Dataset records:

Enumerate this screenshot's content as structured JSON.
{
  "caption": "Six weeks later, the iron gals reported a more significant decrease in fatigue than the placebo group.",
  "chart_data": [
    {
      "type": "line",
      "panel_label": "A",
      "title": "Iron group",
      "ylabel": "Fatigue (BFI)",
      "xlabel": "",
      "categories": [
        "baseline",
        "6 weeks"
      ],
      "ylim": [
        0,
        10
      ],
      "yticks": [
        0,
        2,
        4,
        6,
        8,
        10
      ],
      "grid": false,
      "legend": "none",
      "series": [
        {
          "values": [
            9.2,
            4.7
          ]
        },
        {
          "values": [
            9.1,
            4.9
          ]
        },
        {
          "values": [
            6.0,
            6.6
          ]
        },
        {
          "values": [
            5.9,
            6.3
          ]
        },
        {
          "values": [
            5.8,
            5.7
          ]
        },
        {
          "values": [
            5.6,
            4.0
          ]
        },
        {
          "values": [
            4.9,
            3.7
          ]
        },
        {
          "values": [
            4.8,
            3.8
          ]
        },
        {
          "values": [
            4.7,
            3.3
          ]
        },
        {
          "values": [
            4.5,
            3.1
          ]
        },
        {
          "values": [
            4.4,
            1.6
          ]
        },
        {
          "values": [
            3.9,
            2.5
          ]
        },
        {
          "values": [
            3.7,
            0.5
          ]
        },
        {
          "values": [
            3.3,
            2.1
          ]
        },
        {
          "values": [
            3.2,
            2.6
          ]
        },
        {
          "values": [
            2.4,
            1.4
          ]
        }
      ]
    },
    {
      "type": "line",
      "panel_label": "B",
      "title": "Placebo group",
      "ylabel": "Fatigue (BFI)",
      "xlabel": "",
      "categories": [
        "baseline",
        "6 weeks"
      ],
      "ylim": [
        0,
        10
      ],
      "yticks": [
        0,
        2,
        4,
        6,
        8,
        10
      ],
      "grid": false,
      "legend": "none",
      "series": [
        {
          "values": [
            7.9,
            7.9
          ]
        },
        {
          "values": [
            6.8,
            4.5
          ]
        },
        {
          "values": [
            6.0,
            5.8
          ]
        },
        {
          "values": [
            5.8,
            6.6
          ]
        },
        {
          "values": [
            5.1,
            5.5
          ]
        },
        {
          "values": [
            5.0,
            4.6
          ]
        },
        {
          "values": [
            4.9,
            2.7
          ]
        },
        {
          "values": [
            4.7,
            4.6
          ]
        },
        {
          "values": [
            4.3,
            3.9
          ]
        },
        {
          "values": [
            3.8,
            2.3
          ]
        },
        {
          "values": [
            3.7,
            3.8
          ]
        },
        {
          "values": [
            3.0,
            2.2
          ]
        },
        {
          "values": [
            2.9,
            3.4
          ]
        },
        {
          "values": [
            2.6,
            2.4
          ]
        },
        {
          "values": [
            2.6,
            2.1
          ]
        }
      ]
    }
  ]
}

◆ Task statement: Which lines include the word "title"? Copy every one of them.

◆ Solution to the problem:
      "title": "Iron group",
      "title": "Placebo group",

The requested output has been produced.